[Data listing]
-*-*-

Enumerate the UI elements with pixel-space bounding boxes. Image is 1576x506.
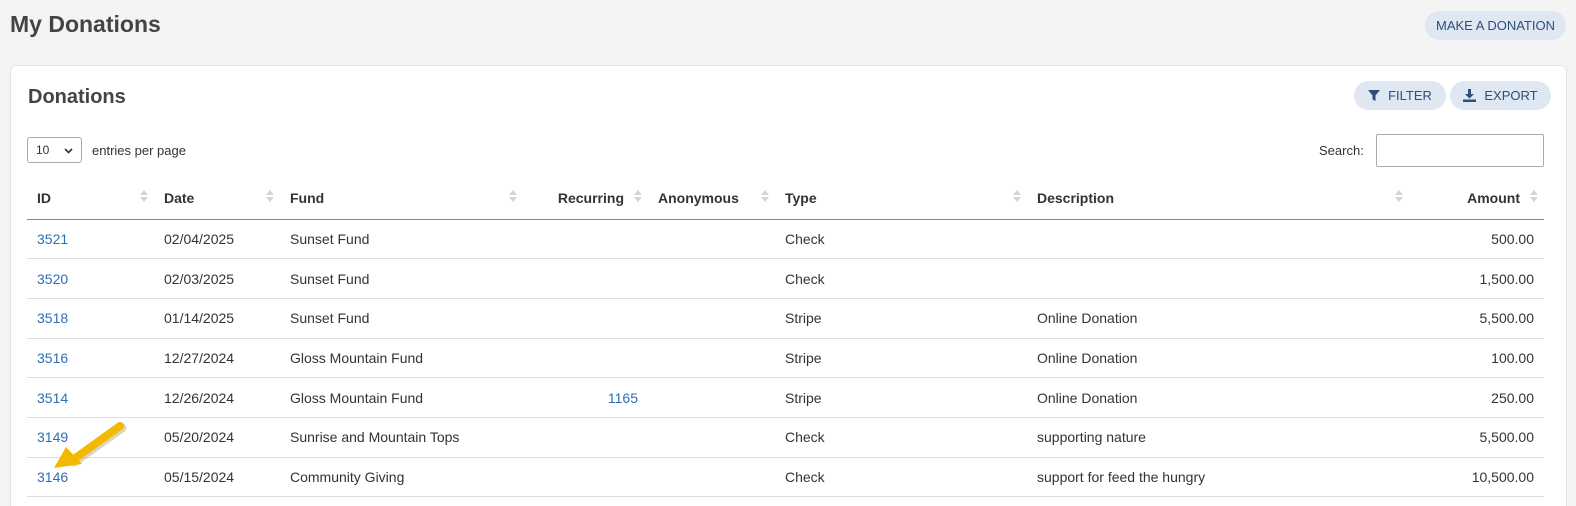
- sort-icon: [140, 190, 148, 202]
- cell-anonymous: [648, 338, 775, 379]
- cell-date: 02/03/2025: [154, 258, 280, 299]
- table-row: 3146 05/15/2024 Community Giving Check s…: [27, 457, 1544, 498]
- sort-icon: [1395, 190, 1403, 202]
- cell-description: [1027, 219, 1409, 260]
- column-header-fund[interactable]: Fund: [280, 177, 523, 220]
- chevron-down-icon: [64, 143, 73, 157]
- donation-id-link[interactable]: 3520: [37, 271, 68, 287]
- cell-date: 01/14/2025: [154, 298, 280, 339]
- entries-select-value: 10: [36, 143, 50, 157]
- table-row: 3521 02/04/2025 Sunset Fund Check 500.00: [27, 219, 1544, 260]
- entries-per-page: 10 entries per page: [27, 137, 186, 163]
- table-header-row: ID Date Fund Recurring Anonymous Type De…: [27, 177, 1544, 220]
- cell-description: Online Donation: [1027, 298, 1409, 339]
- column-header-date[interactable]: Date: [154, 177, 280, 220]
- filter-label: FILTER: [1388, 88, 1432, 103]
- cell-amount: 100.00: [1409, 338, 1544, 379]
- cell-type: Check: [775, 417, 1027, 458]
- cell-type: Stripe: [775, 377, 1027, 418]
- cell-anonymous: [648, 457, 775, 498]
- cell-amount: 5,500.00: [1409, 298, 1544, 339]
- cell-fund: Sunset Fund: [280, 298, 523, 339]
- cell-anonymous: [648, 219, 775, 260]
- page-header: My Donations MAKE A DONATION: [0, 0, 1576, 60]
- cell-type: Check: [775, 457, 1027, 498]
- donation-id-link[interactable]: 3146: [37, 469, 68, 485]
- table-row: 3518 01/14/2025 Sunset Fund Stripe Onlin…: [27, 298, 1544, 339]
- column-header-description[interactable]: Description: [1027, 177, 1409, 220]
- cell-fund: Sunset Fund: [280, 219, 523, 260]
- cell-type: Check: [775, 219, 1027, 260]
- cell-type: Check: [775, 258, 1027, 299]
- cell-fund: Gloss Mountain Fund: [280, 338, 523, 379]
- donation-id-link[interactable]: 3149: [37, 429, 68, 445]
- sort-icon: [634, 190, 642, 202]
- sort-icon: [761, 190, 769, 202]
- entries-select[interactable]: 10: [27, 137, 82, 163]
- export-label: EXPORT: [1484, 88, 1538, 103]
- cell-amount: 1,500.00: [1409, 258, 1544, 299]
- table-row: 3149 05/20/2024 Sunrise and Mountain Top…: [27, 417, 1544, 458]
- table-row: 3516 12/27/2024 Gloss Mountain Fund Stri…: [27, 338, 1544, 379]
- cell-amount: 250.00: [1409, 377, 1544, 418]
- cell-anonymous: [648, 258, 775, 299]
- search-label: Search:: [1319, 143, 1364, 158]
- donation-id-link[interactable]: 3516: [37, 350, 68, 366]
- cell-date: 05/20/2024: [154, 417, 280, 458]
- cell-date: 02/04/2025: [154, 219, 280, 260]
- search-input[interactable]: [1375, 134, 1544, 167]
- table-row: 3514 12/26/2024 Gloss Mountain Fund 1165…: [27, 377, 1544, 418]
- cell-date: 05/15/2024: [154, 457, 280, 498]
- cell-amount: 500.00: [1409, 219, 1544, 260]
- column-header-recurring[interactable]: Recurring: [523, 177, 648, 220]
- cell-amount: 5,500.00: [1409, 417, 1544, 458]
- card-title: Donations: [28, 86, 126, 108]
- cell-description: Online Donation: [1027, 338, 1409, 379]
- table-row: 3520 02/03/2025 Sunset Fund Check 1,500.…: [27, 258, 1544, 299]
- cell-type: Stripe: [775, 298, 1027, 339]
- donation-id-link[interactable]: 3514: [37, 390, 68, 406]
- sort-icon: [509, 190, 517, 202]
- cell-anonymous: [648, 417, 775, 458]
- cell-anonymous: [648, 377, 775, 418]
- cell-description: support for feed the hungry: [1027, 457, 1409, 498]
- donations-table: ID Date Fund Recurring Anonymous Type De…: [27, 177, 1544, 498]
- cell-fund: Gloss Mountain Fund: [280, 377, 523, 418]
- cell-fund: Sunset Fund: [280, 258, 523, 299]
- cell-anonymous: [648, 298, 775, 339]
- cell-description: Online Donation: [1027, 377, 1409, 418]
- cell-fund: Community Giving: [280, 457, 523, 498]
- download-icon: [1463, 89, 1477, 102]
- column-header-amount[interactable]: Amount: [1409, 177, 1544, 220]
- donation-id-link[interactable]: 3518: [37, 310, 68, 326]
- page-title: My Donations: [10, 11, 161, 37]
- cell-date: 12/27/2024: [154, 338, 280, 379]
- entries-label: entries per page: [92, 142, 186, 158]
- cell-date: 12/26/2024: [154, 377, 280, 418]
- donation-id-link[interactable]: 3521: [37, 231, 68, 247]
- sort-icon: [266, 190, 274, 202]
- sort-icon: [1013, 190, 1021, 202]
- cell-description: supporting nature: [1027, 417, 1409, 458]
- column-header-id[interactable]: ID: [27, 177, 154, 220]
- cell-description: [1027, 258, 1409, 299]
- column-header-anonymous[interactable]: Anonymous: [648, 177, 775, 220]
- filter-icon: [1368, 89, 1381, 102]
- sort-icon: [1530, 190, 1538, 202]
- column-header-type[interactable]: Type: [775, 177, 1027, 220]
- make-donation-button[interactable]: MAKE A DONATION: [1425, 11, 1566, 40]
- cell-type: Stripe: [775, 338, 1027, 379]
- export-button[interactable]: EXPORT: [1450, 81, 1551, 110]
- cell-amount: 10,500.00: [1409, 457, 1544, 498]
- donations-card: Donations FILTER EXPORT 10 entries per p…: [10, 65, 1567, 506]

-*-*-

STATED PROBLEM: Copy every line of the records above word for word, leaving out the pictures.

TASK SOLUTION:
Enumerate the UI elements with pixel-space bounding boxes. Image is 1576x506.
- sort-icon: [140, 190, 148, 202]
- cell-anonymous: [648, 338, 775, 379]
- cell-date: 02/03/2025: [154, 258, 280, 299]
- table-row: 3146 05/15/2024 Community Giving Check s…: [27, 457, 1544, 498]
- sort-icon: [1395, 190, 1403, 202]
- cell-description: [1027, 219, 1409, 260]
- column-header-fund[interactable]: Fund: [280, 177, 523, 220]
- chevron-down-icon: [64, 143, 73, 157]
- donation-id-link[interactable]: 3520: [37, 271, 68, 287]
- cell-date: 01/14/2025: [154, 298, 280, 339]
- entries-select-value: 10: [36, 143, 50, 157]
- table-row: 3521 02/04/2025 Sunset Fund Check 500.00: [27, 219, 1544, 260]
- entries-per-page: 10 entries per page: [27, 137, 186, 163]
- table-header-row: ID Date Fund Recurring Anonymous Type De…: [27, 177, 1544, 220]
- cell-description: Online Donation: [1027, 298, 1409, 339]
- column-header-date[interactable]: Date: [154, 177, 280, 220]
- filter-label: FILTER: [1388, 88, 1432, 103]
- cell-amount: 100.00: [1409, 338, 1544, 379]
- cell-type: Check: [775, 417, 1027, 458]
- cell-type: Stripe: [775, 377, 1027, 418]
- cell-anonymous: [648, 457, 775, 498]
- cell-amount: 5,500.00: [1409, 298, 1544, 339]
- cell-fund: Sunset Fund: [280, 298, 523, 339]
- cell-anonymous: [648, 219, 775, 260]
- page-header: My Donations MAKE A DONATION: [0, 0, 1576, 60]
- cell-type: Check: [775, 457, 1027, 498]
- donation-id-link[interactable]: 3146: [37, 469, 68, 485]
- table-row: 3518 01/14/2025 Sunset Fund Stripe Onlin…: [27, 298, 1544, 339]
- column-header-description[interactable]: Description: [1027, 177, 1409, 220]
- cell-fund: Sunset Fund: [280, 219, 523, 260]
- cell-type: Check: [775, 219, 1027, 260]
- cell-type: Check: [775, 258, 1027, 299]
- cell-fund: Gloss Mountain Fund: [280, 338, 523, 379]
- donation-id-link[interactable]: 3149: [37, 429, 68, 445]
- sort-icon: [634, 190, 642, 202]
- sort-icon: [761, 190, 769, 202]
- entries-select[interactable]: 10: [27, 137, 82, 163]
- export-label: EXPORT: [1484, 88, 1538, 103]
- cell-amount: 1,500.00: [1409, 258, 1544, 299]
- table-row: 3149 05/20/2024 Sunrise and Mountain Top…: [27, 417, 1544, 458]
- table-row: 3516 12/27/2024 Gloss Mountain Fund Stri…: [27, 338, 1544, 379]
- cell-amount: 250.00: [1409, 377, 1544, 418]
- cell-anonymous: [648, 258, 775, 299]
- search-label: Search:: [1319, 143, 1364, 158]
- donation-id-link[interactable]: 3516: [37, 350, 68, 366]
- cell-date: 05/20/2024: [154, 417, 280, 458]
- cell-date: 02/04/2025: [154, 219, 280, 260]
- search-input[interactable]: [1375, 134, 1544, 167]
- table-row: 3514 12/26/2024 Gloss Mountain Fund 1165…: [27, 377, 1544, 418]
- cell-date: 05/15/2024: [154, 457, 280, 498]
- cell-amount: 500.00: [1409, 219, 1544, 260]
- column-header-recurring[interactable]: Recurring: [523, 177, 648, 220]
- cell-amount: 5,500.00: [1409, 417, 1544, 458]
- card-title: Donations: [28, 86, 126, 108]
- cell-description: Online Donation: [1027, 338, 1409, 379]
- table-row: 3520 02/03/2025 Sunset Fund Check 1,500.…: [27, 258, 1544, 299]
- cell-type: Stripe: [775, 298, 1027, 339]
- donation-id-link[interactable]: 3514: [37, 390, 68, 406]
- sort-icon: [509, 190, 517, 202]
- cell-anonymous: [648, 417, 775, 458]
- cell-anonymous: [648, 377, 775, 418]
- cell-description: support for feed the hungry: [1027, 457, 1409, 498]
- donations-table: ID Date Fund Recurring Anonymous Type De…: [27, 177, 1544, 498]
- cell-fund: Gloss Mountain Fund: [280, 377, 523, 418]
- cell-fund: Sunset Fund: [280, 258, 523, 299]
- cell-anonymous: [648, 298, 775, 339]
- cell-description: Online Donation: [1027, 377, 1409, 418]
- cell-fund: Community Giving: [280, 457, 523, 498]
- download-icon: [1463, 89, 1477, 102]
- column-header-amount[interactable]: Amount: [1409, 177, 1544, 220]
- donation-id-link[interactable]: 3518: [37, 310, 68, 326]
- page-title: My Donations: [10, 11, 161, 37]
- cell-date: 12/27/2024: [154, 338, 280, 379]
- entries-label: entries per page: [92, 142, 186, 158]
- cell-date: 12/26/2024: [154, 377, 280, 418]
- donation-id-link[interactable]: 3521: [37, 231, 68, 247]
- sort-icon: [266, 190, 274, 202]
- sort-icon: [1013, 190, 1021, 202]
- cell-description: supporting nature: [1027, 417, 1409, 458]
- column-header-id[interactable]: ID: [27, 177, 154, 220]
- cell-description: [1027, 258, 1409, 299]
- column-header-anonymous[interactable]: Anonymous: [648, 177, 775, 220]
- filter-icon: [1368, 89, 1381, 102]
- sort-icon: [1530, 190, 1538, 202]
- column-header-type[interactable]: Type: [775, 177, 1027, 220]
- make-donation-button[interactable]: MAKE A DONATION: [1425, 11, 1566, 40]
- cell-type: Stripe: [775, 338, 1027, 379]
- export-button[interactable]: EXPORT: [1450, 81, 1551, 110]
- cell-amount: 10,500.00: [1409, 457, 1544, 498]
- donations-card: Donations FILTER EXPORT 10 entries per p…: [10, 65, 1567, 506]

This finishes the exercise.